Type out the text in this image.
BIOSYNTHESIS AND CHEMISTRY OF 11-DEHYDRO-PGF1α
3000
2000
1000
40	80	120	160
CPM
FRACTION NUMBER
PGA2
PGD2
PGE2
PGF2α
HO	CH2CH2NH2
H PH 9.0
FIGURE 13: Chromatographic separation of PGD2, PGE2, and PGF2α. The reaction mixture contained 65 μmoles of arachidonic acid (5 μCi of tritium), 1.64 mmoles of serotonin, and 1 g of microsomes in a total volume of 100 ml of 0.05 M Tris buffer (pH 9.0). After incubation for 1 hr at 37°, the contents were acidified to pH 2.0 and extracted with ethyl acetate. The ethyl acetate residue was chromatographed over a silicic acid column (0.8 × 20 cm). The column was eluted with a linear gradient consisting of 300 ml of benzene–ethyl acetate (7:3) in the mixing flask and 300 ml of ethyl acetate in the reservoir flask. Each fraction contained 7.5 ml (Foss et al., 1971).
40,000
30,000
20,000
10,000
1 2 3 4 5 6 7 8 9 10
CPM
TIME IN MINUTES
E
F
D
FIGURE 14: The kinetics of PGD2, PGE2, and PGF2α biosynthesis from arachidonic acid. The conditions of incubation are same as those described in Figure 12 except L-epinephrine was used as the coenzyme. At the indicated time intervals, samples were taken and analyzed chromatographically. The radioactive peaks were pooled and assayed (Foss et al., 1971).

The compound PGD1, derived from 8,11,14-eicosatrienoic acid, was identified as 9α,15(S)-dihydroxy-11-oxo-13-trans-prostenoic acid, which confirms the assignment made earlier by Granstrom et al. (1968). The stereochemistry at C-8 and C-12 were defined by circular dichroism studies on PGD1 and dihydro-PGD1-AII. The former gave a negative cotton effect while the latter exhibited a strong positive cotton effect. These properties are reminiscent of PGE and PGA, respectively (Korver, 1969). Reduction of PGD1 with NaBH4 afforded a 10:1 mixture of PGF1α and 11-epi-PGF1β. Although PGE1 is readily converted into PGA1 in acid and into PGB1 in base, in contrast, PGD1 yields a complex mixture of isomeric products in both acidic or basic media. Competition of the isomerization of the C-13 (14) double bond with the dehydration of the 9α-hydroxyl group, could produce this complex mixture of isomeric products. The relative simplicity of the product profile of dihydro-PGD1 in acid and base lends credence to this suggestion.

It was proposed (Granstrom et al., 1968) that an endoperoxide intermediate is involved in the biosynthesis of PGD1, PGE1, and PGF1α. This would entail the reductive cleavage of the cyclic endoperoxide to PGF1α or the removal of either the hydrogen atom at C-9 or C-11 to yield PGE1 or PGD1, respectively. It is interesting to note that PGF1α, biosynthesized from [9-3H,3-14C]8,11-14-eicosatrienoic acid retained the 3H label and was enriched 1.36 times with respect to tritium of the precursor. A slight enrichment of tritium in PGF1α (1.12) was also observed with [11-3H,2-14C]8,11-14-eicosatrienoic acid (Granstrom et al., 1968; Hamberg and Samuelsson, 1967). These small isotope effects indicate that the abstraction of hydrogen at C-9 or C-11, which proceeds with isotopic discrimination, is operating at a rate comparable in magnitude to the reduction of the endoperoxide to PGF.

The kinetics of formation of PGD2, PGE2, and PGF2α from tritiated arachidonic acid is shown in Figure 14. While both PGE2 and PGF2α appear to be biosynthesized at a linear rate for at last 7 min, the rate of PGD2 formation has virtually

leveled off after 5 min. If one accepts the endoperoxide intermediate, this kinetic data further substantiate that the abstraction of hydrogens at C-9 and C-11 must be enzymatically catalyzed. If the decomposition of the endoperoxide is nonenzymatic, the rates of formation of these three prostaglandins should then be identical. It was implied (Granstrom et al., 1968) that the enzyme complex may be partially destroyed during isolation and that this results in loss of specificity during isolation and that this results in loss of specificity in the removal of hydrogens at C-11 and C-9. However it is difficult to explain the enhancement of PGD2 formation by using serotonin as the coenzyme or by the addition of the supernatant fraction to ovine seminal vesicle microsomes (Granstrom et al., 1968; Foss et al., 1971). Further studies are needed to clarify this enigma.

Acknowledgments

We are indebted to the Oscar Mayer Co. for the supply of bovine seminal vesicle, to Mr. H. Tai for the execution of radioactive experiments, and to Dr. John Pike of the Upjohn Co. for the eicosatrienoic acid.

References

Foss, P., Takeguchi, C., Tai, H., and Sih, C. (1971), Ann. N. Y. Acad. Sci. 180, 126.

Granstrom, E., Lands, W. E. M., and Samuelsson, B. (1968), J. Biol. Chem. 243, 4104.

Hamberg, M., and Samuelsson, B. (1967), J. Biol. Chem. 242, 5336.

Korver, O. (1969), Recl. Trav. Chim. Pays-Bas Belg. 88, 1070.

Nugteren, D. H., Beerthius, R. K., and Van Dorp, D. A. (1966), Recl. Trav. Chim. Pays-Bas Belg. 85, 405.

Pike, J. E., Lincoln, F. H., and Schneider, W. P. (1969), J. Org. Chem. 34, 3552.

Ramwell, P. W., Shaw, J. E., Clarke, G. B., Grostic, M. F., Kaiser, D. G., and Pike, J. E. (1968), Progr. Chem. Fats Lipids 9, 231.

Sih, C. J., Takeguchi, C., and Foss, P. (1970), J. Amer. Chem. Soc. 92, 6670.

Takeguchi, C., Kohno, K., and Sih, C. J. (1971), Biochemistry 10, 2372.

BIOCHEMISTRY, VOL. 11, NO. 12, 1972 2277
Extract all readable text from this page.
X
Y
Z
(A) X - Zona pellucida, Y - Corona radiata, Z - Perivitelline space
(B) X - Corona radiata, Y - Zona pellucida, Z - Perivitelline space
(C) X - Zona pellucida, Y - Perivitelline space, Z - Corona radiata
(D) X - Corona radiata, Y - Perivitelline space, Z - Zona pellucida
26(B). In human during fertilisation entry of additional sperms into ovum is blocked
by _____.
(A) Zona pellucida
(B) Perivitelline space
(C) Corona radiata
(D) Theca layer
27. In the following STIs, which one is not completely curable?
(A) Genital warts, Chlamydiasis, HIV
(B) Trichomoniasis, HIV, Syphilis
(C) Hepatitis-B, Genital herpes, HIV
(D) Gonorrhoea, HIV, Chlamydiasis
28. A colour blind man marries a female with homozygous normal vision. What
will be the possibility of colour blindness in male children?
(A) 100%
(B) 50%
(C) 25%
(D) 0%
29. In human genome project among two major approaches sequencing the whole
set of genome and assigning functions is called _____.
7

·····

§ Exercise instructions
The task calls for every line of the material that contains the string "Corona".

§ Problem solution
(A) X - Zona pellucida, Y - Corona radiata, Z - Perivitelline space
(B) X - Corona radiata, Y - Zona pellucida, Z - Perivitelline space
(C) X - Zona pellucida, Y - Perivitelline space, Z - Corona radiata
(D) X - Corona radiata, Y - Perivitelline space, Z - Zona pellucida
(C) Corona radiata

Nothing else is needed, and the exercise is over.